Your task
Search the listing below for the string "food" and show each line that contains it.

* start Data excerpts *

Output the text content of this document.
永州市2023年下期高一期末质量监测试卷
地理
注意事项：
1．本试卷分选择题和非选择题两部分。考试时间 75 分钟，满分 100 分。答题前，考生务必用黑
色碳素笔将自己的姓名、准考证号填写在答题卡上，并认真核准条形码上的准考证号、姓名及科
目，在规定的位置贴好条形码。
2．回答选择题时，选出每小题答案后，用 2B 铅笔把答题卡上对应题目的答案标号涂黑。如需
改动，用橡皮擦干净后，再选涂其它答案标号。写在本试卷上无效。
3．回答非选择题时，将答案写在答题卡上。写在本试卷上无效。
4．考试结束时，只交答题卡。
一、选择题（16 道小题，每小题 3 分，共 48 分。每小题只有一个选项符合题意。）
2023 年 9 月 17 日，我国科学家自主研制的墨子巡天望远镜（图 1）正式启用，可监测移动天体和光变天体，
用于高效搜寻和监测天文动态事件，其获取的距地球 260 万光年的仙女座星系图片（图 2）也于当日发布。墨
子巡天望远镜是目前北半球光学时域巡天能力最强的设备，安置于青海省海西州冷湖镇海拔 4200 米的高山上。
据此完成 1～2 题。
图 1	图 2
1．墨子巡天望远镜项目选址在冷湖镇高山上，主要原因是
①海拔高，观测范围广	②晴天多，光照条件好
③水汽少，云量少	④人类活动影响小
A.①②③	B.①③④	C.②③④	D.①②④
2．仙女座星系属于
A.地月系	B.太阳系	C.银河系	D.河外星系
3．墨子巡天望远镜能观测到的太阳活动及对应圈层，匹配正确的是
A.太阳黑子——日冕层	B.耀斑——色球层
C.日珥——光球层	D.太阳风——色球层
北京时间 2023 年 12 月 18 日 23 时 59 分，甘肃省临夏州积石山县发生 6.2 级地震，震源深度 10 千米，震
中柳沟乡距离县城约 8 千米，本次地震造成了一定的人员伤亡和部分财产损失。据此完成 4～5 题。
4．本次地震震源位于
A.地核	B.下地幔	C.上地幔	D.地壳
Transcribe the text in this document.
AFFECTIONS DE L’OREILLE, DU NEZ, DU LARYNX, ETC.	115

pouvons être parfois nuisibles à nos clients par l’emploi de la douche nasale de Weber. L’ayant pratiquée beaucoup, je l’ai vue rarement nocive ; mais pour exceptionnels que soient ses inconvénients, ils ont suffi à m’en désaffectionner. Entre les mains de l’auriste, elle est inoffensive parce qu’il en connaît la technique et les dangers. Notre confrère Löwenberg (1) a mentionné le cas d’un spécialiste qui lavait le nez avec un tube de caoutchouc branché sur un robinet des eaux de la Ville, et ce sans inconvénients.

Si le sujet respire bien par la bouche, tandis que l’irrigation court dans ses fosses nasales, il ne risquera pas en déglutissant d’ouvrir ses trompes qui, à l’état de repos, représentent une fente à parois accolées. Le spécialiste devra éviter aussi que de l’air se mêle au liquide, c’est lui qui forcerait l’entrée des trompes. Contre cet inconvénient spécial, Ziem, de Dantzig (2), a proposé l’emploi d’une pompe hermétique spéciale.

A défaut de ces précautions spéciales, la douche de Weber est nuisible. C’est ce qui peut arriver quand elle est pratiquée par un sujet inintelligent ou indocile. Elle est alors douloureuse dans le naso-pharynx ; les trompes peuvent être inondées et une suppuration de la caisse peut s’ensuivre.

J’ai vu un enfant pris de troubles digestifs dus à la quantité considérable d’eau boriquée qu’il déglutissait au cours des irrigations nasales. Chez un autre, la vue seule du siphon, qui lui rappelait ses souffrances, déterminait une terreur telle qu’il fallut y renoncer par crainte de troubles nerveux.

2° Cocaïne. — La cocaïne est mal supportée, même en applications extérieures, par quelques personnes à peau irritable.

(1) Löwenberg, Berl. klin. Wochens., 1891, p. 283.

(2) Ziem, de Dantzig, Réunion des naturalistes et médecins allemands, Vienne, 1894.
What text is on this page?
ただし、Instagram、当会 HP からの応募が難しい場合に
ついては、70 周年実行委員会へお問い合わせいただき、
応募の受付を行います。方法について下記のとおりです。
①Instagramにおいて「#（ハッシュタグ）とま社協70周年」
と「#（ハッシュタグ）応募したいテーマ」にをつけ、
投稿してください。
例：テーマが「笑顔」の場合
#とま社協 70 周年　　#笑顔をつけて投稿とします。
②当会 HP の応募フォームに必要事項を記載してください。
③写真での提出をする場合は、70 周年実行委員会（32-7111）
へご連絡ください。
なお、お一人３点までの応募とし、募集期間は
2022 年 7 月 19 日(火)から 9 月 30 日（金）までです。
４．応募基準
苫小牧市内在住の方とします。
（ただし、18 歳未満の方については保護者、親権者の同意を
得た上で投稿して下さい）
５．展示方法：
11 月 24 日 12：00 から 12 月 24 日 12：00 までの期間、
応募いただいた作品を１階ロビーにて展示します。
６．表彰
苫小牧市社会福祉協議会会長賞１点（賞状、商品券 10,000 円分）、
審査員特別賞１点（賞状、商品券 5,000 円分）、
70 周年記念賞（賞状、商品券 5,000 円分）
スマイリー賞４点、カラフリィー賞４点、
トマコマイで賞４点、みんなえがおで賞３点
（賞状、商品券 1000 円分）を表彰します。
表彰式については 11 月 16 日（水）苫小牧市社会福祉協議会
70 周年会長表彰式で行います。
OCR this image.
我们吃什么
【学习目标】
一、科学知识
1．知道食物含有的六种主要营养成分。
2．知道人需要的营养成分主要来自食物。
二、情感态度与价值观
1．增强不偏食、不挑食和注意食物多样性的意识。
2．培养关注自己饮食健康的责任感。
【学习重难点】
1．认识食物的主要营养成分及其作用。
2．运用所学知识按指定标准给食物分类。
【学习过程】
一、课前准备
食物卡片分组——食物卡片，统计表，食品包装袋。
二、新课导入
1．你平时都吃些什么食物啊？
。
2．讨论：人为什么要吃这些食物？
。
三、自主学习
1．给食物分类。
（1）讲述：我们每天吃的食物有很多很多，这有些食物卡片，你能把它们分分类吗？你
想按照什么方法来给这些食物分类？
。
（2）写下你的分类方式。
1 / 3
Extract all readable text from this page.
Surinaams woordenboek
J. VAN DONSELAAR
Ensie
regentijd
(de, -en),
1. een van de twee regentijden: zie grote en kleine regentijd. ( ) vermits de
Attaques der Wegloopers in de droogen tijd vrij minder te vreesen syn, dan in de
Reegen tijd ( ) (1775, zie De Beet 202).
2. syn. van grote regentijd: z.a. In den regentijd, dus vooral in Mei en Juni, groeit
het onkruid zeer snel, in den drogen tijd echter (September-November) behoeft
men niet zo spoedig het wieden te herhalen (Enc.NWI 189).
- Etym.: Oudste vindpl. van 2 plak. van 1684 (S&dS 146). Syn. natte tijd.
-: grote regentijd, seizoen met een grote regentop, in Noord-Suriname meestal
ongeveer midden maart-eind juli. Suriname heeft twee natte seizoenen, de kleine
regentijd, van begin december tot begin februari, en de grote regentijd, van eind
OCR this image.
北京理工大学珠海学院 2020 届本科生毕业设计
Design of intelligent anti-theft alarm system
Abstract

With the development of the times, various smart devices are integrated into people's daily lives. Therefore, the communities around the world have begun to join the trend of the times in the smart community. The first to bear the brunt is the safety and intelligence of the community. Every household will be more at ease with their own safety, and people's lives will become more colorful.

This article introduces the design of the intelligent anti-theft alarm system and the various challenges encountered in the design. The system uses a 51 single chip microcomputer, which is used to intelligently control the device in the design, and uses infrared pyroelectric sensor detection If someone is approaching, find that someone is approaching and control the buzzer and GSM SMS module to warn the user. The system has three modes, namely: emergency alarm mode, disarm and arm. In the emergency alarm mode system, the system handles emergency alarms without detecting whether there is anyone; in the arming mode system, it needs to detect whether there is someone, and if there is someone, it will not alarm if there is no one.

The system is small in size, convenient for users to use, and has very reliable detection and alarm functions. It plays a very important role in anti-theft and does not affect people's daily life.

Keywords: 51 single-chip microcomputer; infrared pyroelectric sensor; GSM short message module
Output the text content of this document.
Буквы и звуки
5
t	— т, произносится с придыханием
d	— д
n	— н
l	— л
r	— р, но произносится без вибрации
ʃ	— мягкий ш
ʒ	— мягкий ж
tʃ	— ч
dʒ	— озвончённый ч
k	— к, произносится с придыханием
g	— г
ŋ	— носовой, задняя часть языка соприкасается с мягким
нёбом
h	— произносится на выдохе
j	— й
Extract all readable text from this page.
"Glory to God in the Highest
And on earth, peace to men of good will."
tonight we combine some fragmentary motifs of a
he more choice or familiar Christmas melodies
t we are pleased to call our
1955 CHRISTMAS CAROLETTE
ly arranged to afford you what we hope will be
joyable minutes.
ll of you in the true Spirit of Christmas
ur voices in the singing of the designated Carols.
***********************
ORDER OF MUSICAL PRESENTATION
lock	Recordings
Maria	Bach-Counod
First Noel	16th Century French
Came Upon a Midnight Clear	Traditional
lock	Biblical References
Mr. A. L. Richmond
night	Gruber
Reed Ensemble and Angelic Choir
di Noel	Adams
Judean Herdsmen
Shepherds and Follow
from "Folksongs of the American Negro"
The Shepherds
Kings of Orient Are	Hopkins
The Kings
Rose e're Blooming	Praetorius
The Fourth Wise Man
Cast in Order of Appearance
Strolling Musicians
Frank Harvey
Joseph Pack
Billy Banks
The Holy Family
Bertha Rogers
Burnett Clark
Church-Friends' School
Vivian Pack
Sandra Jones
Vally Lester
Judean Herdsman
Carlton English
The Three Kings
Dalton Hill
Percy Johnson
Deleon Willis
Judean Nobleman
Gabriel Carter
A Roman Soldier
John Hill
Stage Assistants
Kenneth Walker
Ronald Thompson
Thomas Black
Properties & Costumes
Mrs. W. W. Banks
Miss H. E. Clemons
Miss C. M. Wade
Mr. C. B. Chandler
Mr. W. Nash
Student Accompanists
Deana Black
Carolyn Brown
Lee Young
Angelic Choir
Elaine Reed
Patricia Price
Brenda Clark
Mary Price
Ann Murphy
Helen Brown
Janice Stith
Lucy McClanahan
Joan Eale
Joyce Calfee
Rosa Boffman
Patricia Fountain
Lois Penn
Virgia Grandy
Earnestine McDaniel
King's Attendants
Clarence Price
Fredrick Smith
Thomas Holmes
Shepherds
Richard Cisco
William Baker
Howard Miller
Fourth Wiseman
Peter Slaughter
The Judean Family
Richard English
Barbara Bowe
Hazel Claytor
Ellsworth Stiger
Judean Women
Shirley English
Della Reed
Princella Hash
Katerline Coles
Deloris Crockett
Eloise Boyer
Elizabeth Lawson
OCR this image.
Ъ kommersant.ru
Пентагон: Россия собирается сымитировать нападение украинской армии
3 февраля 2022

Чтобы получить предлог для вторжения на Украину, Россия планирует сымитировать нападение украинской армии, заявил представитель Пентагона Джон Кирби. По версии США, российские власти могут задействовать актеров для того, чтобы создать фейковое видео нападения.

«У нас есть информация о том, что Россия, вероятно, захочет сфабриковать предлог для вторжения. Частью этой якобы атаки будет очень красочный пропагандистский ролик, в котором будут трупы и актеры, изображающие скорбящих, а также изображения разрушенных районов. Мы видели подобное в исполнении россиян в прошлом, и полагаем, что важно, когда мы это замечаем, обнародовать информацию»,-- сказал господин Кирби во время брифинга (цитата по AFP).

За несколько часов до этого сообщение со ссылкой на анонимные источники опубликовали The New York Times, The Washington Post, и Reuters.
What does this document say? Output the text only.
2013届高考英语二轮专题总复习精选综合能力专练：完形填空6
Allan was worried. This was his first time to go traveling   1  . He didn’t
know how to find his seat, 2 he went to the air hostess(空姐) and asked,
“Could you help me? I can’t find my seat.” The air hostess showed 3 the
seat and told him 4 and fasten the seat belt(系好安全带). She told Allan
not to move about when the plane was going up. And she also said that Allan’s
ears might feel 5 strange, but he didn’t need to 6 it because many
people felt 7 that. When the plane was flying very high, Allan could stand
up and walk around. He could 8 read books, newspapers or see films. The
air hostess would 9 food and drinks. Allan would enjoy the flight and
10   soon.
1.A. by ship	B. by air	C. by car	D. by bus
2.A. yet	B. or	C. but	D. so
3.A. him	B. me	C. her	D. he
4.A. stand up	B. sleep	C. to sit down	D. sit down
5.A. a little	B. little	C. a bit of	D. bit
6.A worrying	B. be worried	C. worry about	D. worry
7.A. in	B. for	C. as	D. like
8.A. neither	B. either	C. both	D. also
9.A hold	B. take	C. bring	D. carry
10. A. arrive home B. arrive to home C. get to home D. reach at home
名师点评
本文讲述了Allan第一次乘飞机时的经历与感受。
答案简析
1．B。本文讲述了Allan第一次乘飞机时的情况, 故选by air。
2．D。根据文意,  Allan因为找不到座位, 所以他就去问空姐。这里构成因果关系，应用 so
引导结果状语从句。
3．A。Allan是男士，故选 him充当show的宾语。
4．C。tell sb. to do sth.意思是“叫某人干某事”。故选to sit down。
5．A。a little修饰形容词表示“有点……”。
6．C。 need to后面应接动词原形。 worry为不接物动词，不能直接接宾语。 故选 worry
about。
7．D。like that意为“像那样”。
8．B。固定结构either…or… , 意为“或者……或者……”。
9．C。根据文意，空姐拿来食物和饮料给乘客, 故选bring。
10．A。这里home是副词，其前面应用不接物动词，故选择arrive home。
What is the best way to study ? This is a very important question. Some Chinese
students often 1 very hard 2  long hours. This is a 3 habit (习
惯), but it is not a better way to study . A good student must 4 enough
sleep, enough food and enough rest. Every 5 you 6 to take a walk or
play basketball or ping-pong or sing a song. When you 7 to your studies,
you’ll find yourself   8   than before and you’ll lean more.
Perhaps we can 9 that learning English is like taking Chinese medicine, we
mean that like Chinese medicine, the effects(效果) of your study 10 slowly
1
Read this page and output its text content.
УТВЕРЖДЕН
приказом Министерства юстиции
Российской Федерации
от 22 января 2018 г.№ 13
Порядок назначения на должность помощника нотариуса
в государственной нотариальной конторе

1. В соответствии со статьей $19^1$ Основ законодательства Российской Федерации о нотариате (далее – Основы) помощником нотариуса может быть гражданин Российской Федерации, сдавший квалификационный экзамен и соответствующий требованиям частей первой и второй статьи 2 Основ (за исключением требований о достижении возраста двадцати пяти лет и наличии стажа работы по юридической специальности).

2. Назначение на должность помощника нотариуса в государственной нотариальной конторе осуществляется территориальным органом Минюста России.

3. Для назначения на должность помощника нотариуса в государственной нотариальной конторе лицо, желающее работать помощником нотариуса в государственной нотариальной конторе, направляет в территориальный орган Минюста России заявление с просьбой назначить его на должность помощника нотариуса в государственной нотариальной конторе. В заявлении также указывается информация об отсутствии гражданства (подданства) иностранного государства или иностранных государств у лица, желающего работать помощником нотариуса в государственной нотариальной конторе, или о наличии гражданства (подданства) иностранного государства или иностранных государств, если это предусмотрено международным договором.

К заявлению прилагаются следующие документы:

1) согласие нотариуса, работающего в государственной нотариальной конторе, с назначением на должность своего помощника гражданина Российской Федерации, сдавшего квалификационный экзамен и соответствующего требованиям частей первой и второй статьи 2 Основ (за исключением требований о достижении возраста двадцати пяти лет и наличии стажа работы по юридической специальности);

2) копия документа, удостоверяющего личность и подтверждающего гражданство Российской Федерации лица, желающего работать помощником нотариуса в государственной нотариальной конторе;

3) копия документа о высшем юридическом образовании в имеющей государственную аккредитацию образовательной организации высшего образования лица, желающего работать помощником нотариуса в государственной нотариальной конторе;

* end Data excerpts *

The answer
air hostess would 9 food and drinks. Allan would enjoy the flight and
sleep, enough food and enough rest. Every 5 you 6 to take a walk or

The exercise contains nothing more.